##### RECORDS FOR THE TASK
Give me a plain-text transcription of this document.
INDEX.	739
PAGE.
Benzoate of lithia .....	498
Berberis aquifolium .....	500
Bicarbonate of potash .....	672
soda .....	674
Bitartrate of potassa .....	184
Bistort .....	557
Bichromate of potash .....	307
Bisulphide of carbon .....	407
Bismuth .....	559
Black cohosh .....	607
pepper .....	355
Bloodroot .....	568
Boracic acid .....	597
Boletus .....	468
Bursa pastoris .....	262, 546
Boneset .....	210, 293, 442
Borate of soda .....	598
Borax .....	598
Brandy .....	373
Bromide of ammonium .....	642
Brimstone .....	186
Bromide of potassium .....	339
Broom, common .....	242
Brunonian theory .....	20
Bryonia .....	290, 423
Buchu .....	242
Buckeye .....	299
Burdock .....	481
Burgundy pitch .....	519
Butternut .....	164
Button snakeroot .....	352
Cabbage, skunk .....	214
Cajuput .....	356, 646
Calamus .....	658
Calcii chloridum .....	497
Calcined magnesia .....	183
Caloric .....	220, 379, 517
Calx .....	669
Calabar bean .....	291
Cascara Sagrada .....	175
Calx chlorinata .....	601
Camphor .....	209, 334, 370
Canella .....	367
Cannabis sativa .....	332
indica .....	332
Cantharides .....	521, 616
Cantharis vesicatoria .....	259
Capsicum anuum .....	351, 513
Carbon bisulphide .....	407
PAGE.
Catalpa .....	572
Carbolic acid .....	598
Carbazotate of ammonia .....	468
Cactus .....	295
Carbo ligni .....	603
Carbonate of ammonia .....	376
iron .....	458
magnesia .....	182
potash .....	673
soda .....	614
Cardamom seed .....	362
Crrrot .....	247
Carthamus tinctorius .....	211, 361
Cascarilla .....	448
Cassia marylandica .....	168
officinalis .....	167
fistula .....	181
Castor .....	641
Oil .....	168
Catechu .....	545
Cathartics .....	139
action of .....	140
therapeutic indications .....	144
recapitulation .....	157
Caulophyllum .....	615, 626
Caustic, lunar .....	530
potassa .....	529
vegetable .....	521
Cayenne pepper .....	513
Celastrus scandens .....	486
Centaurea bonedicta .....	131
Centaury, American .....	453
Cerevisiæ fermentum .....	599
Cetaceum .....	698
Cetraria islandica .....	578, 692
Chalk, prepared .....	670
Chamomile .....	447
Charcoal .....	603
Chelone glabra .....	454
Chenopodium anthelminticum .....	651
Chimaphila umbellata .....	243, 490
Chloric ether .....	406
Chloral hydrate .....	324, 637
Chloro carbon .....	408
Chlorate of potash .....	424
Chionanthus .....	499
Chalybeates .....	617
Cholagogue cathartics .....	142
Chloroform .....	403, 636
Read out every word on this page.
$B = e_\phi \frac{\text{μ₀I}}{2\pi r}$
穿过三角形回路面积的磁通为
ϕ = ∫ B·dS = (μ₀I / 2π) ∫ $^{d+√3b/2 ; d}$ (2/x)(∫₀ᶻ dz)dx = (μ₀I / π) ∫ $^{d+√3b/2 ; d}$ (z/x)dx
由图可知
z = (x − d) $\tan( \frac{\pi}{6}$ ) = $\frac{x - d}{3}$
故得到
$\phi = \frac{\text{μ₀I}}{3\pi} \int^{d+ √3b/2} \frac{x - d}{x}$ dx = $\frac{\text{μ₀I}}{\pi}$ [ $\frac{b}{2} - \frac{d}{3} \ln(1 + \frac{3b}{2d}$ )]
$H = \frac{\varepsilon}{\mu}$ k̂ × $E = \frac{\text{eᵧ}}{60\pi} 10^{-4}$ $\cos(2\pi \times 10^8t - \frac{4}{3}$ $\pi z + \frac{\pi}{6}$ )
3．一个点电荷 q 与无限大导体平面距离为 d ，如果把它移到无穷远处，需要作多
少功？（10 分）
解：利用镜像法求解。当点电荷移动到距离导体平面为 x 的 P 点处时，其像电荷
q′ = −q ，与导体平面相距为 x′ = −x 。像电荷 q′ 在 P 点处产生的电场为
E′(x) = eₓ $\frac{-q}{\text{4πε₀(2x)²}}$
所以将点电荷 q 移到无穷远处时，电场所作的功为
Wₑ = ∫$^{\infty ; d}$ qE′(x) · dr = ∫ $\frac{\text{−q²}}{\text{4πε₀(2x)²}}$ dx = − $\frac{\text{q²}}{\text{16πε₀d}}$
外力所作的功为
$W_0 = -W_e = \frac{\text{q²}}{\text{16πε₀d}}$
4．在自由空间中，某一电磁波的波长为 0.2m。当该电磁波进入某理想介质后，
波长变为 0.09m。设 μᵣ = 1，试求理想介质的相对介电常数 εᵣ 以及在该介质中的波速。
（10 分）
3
##########
> **DIRECTIVE**: Without leaving anything out, quote all the data.

> **FINAL RESULT**:
Give me a plain-text transcription of this document.
INDEX.	739
PAGE.
Benzoate of lithia .....	498
Berberis aquifolium .....	500
Bicarbonate of potash .....	672
soda .....	674
Bitartrate of potassa .....	184
Bistort .....	557
Bichromate of potash .....	307
Bisulphide of carbon .....	407
Bismuth .....	559
Black cohosh .....	607
pepper .....	355
Bloodroot .....	568
Boracic acid .....	597
Boletus .....	468
Bursa pastoris .....	262, 546
Boneset .....	210, 293, 442
Borate of soda .....	598
Borax .....	598
Brandy .....	373
Bromide of ammonium .....	642
Brimstone .....	186
Bromide of potassium .....	339
Broom, common .....	242
Brunonian theory .....	20
Bryonia .....	290, 423
Buchu .....	242
Buckeye .....	299
Burdock .....	481
Burgundy pitch .....	519
Butternut .....	164
Button snakeroot .....	352
Cabbage, skunk .....	214
Cajuput .....	356, 646
Calamus .....	658
Calcii chloridum .....	497
Calcined magnesia .....	183
Caloric .....	220, 379, 517
Calx .....	669
Calabar bean .....	291
Cascara Sagrada .....	175
Calx chlorinata .....	601
Camphor .....	209, 334, 370
Canella .....	367
Cannabis sativa .....	332
indica .....	332
Cantharides .....	521, 616
Cantharis vesicatoria .....	259
Capsicum anuum .....	351, 513
Carbon bisulphide .....	407
PAGE.
Catalpa .....	572
Carbolic acid .....	598
Carbazotate of ammonia .....	468
Cactus .....	295
Carbo ligni .....	603
Carbonate of ammonia .....	376
iron .....	458
magnesia .....	182
potash .....	673
soda .....	614
Cardamom seed .....	362
Crrrot .....	247
Carthamus tinctorius .....	211, 361
Cascarilla .....	448
Cassia marylandica .....	168
officinalis .....	167
fistula .....	181
Castor .....	641
Oil .....	168
Catechu .....	545
Cathartics .....	139
action of .....	140
therapeutic indications .....	144
recapitulation .....	157
Caulophyllum .....	615, 626
Caustic, lunar .....	530
potassa .....	529
vegetable .....	521
Cayenne pepper .....	513
Celastrus scandens .....	486
Centaurea bonedicta .....	131
Centaury, American .....	453
Cerevisiæ fermentum .....	599
Cetaceum .....	698
Cetraria islandica .....	578, 692
Chalk, prepared .....	670
Chamomile .....	447
Charcoal .....	603
Chelone glabra .....	454
Chenopodium anthelminticum .....	651
Chimaphila umbellata .....	243, 490
Chloric ether .....	406
Chloral hydrate .....	324, 637
Chloro carbon .....	408
Chlorate of potash .....	424
Chionanthus .....	499
Chalybeates .....	617
Cholagogue cathartics .....	142
Chloroform .....	403, 636
Read out every word on this page.
$B = e_\phi \frac{\text{μ₀I}}{2\pi r}$
穿过三角形回路面积的磁通为
ϕ = ∫ B·dS = (μ₀I / 2π) ∫ $^{d+√3b/2 ; d}$ (2/x)(∫₀ᶻ dz)dx = (μ₀I / π) ∫ $^{d+√3b/2 ; d}$ (z/x)dx
由图可知
z = (x − d) $\tan( \frac{\pi}{6}$ ) = $\frac{x - d}{3}$
故得到
$\phi = \frac{\text{μ₀I}}{3\pi} \int^{d+ √3b/2} \frac{x - d}{x}$ dx = $\frac{\text{μ₀I}}{\pi}$ [ $\frac{b}{2} - \frac{d}{3} \ln(1 + \frac{3b}{2d}$ )]
$H = \frac{\varepsilon}{\mu}$ k̂ × $E = \frac{\text{eᵧ}}{60\pi} 10^{-4}$ $\cos(2\pi \times 10^8t - \frac{4}{3}$ $\pi z + \frac{\pi}{6}$ )
3．一个点电荷 q 与无限大导体平面距离为 d ，如果把它移到无穷远处，需要作多
少功？（10 分）
解：利用镜像法求解。当点电荷移动到距离导体平面为 x 的 P 点处时，其像电荷
q′ = −q ，与导体平面相距为 x′ = −x 。像电荷 q′ 在 P 点处产生的电场为
E′(x) = eₓ $\frac{-q}{\text{4πε₀(2x)²}}$
所以将点电荷 q 移到无穷远处时，电场所作的功为
Wₑ = ∫$^{\infty ; d}$ qE′(x) · dr = ∫ $\frac{\text{−q²}}{\text{4πε₀(2x)²}}$ dx = − $\frac{\text{q²}}{\text{16πε₀d}}$
外力所作的功为
$W_0 = -W_e = \frac{\text{q²}}{\text{16πε₀d}}$
4．在自由空间中，某一电磁波的波长为 0.2m。当该电磁波进入某理想介质后，
波长变为 0.09m。设 μᵣ = 1，试求理想介质的相对介电常数 εᵣ 以及在该介质中的波速。
（10 分）
3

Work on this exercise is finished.